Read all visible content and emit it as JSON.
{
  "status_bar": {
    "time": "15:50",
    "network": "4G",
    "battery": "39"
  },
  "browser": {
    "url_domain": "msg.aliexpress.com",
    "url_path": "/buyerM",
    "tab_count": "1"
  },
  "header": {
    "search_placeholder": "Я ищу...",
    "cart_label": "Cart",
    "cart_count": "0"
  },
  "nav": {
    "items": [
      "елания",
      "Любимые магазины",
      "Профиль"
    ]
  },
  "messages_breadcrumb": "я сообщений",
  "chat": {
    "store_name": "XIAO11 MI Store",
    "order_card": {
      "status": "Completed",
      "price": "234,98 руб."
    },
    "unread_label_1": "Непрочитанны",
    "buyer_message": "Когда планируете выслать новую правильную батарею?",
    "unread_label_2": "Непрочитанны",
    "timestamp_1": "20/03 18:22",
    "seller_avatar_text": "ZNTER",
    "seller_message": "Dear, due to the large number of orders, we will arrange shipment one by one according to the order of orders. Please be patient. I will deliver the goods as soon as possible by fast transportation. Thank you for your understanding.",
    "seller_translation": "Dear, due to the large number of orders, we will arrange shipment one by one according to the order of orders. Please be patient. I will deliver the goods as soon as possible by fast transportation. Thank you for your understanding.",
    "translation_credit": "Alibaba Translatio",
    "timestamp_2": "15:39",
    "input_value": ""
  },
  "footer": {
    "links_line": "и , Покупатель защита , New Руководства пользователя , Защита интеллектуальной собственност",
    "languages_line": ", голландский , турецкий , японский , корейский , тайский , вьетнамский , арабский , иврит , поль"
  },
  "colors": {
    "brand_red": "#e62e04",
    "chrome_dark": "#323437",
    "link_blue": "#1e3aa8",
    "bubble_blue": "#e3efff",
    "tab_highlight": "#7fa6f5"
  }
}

^^^^

Task details - In the listing above, count each line that holds the string "deliver". Give the number only.

Answer to the task - 2